| Data to process |

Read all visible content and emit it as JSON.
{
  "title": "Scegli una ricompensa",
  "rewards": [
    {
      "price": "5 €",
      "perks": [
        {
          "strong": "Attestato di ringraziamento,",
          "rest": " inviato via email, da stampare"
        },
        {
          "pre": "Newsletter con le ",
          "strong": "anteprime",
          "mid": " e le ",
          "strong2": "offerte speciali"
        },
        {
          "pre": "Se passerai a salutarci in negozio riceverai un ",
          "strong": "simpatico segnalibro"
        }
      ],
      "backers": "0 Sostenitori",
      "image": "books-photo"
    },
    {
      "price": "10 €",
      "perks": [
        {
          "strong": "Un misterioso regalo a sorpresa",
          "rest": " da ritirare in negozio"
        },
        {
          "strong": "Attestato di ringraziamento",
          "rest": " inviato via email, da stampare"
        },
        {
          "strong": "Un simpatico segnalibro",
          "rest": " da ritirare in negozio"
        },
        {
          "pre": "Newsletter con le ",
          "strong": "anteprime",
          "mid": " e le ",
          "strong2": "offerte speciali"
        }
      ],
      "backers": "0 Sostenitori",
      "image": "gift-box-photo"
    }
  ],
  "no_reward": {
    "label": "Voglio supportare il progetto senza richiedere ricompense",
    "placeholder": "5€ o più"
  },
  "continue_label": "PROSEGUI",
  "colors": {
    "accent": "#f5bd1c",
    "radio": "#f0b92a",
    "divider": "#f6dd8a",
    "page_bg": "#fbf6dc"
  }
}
---
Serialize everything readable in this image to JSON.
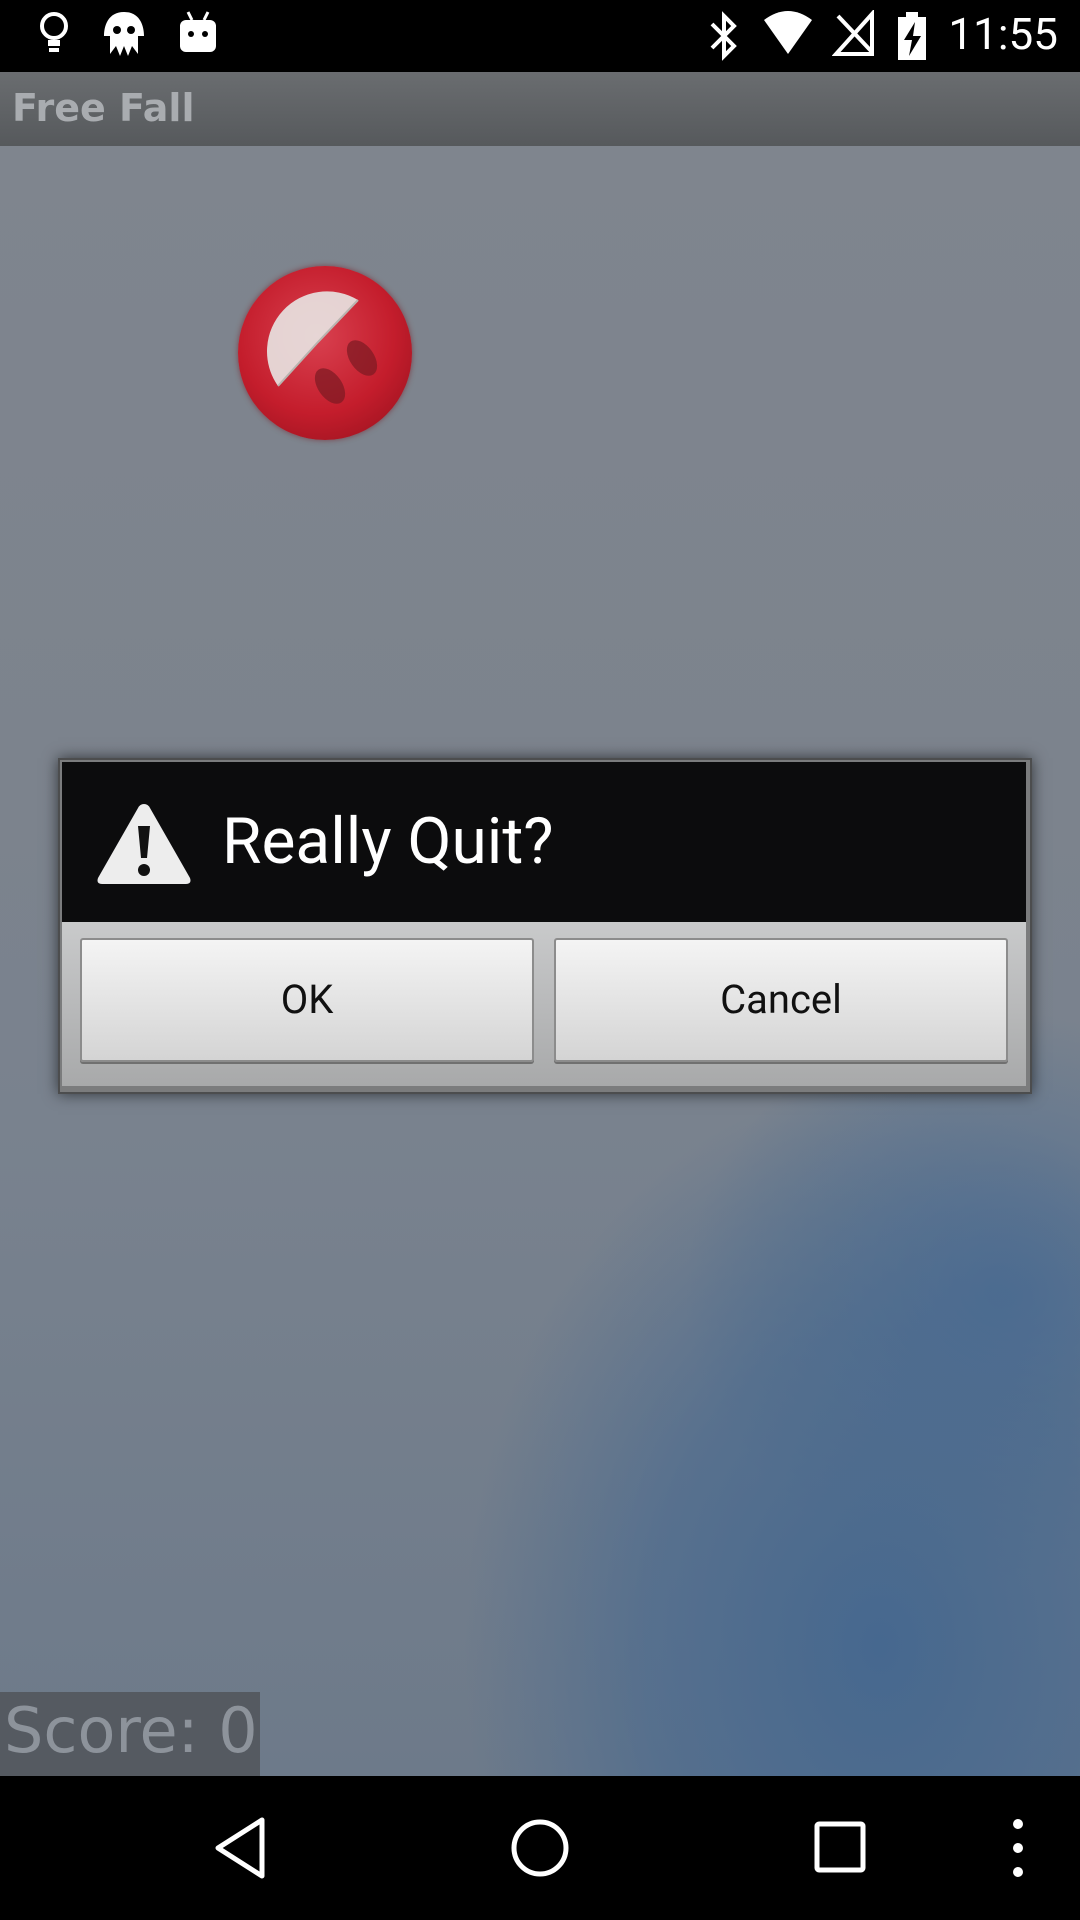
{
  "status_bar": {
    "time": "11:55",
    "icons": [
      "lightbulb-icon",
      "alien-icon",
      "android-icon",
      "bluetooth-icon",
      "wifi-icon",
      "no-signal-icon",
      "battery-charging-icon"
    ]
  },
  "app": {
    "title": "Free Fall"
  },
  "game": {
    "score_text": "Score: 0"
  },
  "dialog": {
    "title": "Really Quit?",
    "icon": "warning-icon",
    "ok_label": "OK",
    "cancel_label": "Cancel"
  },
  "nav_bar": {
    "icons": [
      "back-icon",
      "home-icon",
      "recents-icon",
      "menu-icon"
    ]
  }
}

| Goal |
Nothing but a number is needed here: how many lines hold the string "simpatico"?

| Worked solution |
2